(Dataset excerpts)
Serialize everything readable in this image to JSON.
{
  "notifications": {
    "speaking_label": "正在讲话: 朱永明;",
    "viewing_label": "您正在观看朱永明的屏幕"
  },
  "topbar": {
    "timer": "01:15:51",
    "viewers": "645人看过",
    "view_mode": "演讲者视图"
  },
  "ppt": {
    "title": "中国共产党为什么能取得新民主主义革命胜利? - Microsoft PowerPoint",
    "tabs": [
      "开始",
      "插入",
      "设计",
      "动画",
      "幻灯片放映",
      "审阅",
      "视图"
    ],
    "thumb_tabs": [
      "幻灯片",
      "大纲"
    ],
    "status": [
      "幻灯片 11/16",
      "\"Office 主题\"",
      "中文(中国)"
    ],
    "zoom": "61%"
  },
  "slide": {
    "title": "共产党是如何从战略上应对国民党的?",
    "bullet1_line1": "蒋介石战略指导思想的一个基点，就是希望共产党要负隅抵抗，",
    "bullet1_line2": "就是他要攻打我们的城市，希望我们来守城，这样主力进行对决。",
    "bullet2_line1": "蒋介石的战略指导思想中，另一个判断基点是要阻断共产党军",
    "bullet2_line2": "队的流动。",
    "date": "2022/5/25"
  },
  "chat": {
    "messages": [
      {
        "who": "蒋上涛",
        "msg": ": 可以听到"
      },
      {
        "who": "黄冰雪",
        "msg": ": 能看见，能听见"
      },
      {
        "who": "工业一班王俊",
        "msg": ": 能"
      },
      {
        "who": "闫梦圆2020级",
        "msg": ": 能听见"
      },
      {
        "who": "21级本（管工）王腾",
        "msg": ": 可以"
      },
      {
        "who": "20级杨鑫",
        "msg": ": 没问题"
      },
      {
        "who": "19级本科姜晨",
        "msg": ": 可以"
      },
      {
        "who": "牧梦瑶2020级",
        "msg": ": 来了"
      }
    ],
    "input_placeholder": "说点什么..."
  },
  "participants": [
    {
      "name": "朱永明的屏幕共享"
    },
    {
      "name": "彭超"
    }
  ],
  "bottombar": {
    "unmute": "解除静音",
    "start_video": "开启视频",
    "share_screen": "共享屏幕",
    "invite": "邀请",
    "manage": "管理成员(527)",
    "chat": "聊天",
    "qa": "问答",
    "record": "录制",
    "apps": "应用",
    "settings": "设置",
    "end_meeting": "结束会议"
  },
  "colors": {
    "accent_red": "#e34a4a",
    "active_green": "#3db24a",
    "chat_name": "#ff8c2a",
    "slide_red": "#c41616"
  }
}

_AIM OF THE EXERCISE_
Search the data for "title". Copy every matching line.

_THE COMPLETED TASK_
    "title": "中国共产党为什么能取得新民主主义革命胜利? - Microsoft PowerPoint",
    "title": "共产党是如何从战略上应对国民党的?",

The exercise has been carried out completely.